## Stored entries
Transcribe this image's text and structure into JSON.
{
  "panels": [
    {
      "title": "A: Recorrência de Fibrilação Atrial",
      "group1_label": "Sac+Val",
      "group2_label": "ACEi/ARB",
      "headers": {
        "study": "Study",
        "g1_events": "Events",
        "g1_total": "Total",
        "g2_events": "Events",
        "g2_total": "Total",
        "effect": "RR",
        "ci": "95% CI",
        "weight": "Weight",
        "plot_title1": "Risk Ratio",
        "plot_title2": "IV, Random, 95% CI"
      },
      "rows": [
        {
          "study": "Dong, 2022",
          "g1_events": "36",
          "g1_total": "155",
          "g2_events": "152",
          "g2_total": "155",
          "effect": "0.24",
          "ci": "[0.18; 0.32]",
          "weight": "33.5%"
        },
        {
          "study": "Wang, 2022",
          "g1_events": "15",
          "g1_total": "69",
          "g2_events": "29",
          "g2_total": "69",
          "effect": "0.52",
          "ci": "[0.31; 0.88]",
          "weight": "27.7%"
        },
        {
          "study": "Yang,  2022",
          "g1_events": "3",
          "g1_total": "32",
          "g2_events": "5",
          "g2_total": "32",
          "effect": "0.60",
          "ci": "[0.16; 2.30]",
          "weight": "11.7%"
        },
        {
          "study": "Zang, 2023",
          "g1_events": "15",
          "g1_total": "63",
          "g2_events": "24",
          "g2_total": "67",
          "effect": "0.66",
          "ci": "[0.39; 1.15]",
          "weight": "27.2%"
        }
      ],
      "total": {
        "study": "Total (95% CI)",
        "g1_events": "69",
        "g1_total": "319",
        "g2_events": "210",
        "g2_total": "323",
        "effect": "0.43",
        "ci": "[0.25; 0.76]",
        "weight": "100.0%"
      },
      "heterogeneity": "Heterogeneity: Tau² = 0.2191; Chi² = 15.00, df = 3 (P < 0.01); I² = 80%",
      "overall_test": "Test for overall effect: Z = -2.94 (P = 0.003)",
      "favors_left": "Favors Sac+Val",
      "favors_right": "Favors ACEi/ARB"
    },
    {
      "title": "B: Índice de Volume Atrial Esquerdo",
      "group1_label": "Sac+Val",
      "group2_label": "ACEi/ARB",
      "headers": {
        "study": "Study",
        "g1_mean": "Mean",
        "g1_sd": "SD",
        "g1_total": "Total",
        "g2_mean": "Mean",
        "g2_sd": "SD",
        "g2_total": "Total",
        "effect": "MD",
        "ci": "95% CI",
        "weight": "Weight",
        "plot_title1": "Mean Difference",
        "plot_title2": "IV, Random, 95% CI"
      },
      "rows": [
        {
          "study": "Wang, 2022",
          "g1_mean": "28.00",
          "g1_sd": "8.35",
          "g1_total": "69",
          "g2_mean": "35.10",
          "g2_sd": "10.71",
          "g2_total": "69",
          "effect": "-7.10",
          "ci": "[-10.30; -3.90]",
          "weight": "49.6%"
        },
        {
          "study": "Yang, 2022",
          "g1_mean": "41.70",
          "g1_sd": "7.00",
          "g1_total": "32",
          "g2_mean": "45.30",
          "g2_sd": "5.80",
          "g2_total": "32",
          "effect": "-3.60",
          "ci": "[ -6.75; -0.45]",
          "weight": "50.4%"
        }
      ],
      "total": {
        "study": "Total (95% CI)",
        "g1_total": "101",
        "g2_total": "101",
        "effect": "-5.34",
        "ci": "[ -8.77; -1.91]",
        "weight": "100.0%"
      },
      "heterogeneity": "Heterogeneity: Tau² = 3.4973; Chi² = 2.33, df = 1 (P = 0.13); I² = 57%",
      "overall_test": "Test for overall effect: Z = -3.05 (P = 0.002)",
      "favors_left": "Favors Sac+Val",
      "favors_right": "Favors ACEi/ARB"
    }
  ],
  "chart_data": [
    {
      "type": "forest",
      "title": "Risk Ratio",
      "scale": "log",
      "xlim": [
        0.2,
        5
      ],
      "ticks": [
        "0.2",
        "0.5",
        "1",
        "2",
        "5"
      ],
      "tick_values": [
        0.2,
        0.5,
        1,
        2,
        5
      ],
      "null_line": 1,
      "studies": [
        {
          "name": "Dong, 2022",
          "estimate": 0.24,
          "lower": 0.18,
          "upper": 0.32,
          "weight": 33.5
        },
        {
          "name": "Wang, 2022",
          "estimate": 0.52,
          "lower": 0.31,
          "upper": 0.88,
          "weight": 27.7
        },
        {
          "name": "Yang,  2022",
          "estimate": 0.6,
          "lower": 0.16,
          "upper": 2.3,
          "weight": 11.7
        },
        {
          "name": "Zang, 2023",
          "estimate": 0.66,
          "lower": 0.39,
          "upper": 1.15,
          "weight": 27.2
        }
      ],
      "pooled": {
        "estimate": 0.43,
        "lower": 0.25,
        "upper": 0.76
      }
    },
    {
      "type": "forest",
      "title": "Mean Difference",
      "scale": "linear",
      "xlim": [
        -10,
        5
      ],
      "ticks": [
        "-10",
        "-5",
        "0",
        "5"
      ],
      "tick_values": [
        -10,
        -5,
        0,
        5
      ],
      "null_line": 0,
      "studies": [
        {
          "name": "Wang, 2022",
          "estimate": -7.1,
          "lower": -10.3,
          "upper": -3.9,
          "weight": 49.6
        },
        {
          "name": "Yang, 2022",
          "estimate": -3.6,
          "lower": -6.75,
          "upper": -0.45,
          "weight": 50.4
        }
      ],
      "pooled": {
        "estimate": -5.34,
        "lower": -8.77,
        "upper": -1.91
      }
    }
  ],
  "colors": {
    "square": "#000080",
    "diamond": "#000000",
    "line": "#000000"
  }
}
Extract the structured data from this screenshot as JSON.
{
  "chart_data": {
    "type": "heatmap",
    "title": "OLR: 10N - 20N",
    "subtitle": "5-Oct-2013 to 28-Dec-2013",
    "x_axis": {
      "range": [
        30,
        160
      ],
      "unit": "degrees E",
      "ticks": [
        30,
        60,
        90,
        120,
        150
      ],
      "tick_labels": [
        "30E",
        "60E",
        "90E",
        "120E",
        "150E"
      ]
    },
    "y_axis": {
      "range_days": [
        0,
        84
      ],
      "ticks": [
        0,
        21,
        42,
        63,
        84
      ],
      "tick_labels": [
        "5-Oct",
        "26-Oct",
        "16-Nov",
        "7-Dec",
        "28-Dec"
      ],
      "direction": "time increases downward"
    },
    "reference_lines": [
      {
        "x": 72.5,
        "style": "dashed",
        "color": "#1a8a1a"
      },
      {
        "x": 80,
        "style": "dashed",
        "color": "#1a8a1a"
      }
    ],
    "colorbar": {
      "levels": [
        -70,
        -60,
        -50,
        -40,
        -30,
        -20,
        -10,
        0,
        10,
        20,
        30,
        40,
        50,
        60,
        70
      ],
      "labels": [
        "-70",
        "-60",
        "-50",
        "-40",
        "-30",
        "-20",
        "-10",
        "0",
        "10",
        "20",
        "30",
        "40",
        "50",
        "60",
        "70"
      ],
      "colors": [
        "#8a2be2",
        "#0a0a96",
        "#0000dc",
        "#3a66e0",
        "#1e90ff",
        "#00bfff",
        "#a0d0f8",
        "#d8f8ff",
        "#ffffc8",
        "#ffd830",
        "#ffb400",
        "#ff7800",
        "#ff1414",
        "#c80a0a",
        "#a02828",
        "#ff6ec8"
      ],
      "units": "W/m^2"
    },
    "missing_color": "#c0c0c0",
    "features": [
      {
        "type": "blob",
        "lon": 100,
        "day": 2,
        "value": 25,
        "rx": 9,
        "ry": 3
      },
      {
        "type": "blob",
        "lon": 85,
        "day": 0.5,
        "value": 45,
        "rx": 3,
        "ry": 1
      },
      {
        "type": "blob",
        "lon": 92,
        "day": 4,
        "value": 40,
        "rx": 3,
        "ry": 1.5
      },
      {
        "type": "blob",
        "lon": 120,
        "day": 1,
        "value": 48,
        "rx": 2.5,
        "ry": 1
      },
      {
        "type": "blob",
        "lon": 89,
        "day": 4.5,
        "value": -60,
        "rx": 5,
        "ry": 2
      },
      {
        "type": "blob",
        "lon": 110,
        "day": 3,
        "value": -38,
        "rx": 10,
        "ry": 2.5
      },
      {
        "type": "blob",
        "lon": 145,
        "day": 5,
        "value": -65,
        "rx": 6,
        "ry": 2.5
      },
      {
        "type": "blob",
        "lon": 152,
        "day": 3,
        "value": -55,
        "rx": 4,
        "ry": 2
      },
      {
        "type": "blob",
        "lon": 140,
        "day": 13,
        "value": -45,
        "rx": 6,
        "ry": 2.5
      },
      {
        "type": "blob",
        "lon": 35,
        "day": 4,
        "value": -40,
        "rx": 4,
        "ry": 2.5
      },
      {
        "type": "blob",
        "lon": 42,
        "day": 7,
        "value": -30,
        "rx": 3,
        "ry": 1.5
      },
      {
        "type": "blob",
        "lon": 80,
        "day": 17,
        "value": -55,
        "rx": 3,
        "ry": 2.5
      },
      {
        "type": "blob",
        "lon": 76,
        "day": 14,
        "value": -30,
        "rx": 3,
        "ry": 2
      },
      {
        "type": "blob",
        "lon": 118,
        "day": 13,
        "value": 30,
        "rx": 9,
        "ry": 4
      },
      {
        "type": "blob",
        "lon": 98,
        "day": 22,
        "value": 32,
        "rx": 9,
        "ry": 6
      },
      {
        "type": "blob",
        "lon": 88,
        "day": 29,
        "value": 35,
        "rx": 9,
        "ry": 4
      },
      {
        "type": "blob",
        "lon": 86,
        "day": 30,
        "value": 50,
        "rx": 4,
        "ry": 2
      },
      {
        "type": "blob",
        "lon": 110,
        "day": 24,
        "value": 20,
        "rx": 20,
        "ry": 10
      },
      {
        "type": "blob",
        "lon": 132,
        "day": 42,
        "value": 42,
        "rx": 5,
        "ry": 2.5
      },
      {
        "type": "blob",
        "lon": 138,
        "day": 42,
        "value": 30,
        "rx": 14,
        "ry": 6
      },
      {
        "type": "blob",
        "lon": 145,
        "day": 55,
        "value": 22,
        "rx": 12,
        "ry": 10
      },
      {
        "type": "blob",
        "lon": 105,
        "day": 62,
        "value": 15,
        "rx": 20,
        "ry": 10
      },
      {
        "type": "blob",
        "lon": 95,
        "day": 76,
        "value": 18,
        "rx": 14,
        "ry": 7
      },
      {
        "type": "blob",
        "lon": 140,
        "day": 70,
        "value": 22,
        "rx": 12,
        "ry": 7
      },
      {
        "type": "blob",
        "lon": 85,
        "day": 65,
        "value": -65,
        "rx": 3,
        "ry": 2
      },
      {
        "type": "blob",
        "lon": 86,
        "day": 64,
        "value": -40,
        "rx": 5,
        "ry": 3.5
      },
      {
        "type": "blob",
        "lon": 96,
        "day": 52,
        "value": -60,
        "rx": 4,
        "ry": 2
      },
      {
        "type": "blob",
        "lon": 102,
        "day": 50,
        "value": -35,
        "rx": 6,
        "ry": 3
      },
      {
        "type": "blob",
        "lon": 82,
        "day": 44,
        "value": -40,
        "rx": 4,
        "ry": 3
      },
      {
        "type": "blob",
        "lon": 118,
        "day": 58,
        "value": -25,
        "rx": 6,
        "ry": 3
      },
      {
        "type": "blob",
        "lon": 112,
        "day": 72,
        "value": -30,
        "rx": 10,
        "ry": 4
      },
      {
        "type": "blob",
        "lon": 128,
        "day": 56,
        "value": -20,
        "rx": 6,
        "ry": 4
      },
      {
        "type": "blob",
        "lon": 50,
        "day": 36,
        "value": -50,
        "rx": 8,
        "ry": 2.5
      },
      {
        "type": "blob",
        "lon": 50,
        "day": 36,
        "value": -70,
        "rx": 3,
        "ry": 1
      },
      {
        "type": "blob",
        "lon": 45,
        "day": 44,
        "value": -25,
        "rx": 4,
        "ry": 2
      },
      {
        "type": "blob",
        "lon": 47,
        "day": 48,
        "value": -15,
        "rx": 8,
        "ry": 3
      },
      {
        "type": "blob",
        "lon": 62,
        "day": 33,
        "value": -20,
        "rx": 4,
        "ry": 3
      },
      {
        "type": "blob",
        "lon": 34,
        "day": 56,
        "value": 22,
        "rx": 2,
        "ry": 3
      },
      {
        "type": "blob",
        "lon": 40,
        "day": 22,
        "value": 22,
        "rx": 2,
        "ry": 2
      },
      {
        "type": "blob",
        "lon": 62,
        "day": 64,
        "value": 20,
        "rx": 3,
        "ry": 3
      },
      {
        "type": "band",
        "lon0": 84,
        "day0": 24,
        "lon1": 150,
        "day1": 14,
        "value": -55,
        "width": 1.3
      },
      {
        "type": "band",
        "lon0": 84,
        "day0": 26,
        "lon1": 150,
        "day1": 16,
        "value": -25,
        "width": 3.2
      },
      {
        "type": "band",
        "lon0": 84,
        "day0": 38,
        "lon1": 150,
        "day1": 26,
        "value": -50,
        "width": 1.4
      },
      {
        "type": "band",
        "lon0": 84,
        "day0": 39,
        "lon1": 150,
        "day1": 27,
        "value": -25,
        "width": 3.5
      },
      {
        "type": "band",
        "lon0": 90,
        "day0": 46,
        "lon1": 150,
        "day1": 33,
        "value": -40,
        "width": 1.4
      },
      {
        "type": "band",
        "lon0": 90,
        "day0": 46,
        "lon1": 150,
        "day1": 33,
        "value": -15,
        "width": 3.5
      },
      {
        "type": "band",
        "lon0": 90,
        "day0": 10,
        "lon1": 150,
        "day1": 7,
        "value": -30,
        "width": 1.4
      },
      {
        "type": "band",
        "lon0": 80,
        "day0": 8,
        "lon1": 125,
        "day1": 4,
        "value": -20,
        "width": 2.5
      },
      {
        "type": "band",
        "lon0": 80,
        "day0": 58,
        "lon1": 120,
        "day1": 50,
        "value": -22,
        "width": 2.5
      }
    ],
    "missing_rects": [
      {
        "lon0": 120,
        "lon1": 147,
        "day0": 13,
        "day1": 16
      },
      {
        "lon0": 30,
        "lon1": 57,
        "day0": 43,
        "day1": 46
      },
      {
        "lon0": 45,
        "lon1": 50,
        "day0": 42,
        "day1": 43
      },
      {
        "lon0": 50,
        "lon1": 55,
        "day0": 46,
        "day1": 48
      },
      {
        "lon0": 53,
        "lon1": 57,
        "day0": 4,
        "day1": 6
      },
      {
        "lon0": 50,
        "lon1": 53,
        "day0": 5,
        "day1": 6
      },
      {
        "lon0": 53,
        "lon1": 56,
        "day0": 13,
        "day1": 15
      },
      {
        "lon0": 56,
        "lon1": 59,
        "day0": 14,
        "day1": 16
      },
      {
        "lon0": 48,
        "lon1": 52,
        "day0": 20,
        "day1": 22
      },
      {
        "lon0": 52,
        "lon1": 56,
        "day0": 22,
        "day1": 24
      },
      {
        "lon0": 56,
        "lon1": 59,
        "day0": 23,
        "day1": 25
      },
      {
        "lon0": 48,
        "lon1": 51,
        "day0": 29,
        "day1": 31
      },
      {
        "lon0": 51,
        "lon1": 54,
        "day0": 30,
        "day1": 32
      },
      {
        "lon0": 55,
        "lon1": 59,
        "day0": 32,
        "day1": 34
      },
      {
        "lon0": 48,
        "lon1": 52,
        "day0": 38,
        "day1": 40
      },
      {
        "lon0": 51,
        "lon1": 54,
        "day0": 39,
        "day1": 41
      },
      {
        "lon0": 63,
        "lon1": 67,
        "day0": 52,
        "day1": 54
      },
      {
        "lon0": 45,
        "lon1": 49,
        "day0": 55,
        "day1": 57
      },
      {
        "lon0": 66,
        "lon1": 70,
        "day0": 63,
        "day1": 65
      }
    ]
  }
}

## Problem to work on
Pick out every line above that contains the word "Test" and copy it.

## Exercise result
      "overall_test": "Test for overall effect: Z = -2.94 (P = 0.003)",
      "overall_test": "Test for overall effect: Z = -3.05 (P = 0.002)",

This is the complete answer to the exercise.